◆ **Exercise prompt**
Copy all the entries below exactly, but not the pictures.

(Collected data entries)
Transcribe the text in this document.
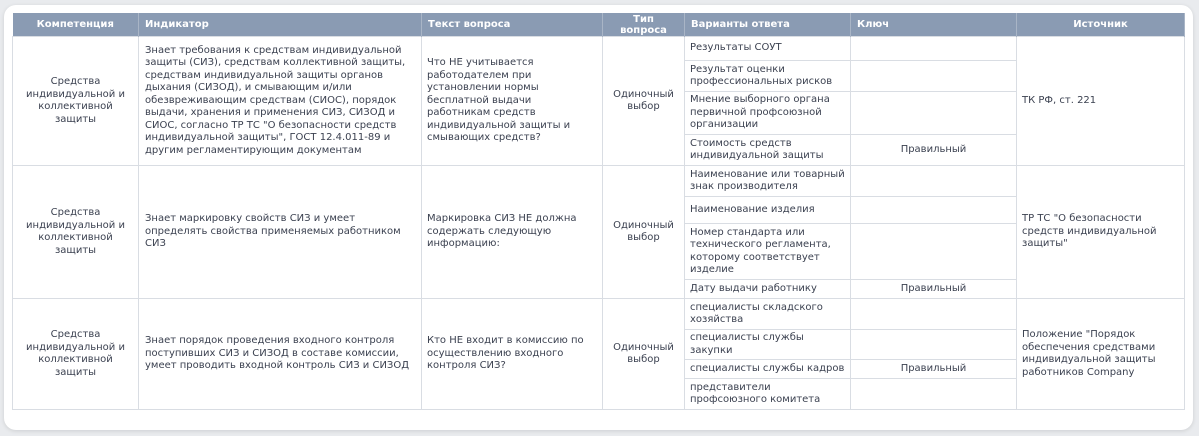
Компетенция	Индикатор	Текст вопроса	Тип вопроса	Варианты ответа	Ключ	Источник
Средства индивидуальной и коллективной защиты	Знает требования к средствам индивидуальной защиты (СИЗ), средствам коллективной защиты, средствам индивидуальной защиты органов дыхания (СИЗОД), и смывающим и/или обезвреживающим средствам (СИОС), порядок выдачи, хранения и применения СИЗ, СИЗОД и СИОС, согласно ТР ТС "О безопасности средств индивидуальной защиты", ГОСТ 12.4.011-89 и другим регламентирующим документам	Что НЕ учитывается работодателем при установлении нормы бесплатной выдачи работникам средств индивидуальной защиты и смывающих средств?	Одиночный выбор	Результаты СОУТ		ТК РФ, ст. 221
				Результат оценки профессиональных рисков		
				Мнение выборного органа первичной профсоюзной организации		
				Стоимость средств индивидуальной защиты	Правильный	
Средства индивидуальной и коллективной защиты	Знает маркировку свойств СИЗ и умеет определять свойства применяемых работником СИЗ	Маркировка СИЗ НЕ должна содержать следующую информацию:	Одиночный выбор	Наименование или товарный знак производителя		ТР ТС "О безопасности средств индивидуальной защиты"
				Наименование изделия		
				Номер стандарта или технического регламента, которому соответствует изделие		
				Дату выдачи работнику	Правильный	
Средства индивидуальной и коллективной защиты	Знает порядок проведения входного контроля поступивших СИЗ и СИЗОД в составе комиссии, умеет проводить входной контроль СИЗ и СИЗОД	Кто НЕ входит в комиссию по осуществлению входного контроля СИЗ?	Одиночный выбор	специалисты складского хозяйства		Положение "Порядок обеспечения средствами индивидуальной защиты работников Company
				специалисты службы закупки		
				специалисты службы кадров	Правильный	
				представители профсоюзного комитета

◆ **Response to this task**
Transcribe the text in this document.
Компетенция	Индикатор	Текст вопроса	Тип вопроса	Варианты ответа	Ключ	Источник
Средства индивидуальной и коллективной защиты	Знает требования к средствам индивидуальной защиты (СИЗ), средствам коллективной защиты, средствам индивидуальной защиты органов дыхания (СИЗОД), и смывающим и/или обезвреживающим средствам (СИОС), порядок выдачи, хранения и применения СИЗ, СИЗОД и СИОС, согласно ТР ТС "О безопасности средств индивидуальной защиты", ГОСТ 12.4.011-89 и другим регламентирующим документам	Что НЕ учитывается работодателем при установлении нормы бесплатной выдачи работникам средств индивидуальной защиты и смывающих средств?	Одиночный выбор	Результаты СОУТ		ТК РФ, ст. 221
				Результат оценки профессиональных рисков		
				Мнение выборного органа первичной профсоюзной организации		
				Стоимость средств индивидуальной защиты	Правильный	
Средства индивидуальной и коллективной защиты	Знает маркировку свойств СИЗ и умеет определять свойства применяемых работником СИЗ	Маркировка СИЗ НЕ должна содержать следующую информацию:	Одиночный выбор	Наименование или товарный знак производителя		ТР ТС "О безопасности средств индивидуальной защиты"
				Наименование изделия		
				Номер стандарта или технического регламента, которому соответствует изделие		
				Дату выдачи работнику	Правильный	
Средства индивидуальной и коллективной защиты	Знает порядок проведения входного контроля поступивших СИЗ и СИЗОД в составе комиссии, умеет проводить входной контроль СИЗ и СИЗОД	Кто НЕ входит в комиссию по осуществлению входного контроля СИЗ?	Одиночный выбор	специалисты складского хозяйства		Положение "Порядок обеспечения средствами индивидуальной защиты работников Company
				специалисты службы закупки		
				специалисты службы кадров	Правильный	
				представители профсоюзного комитета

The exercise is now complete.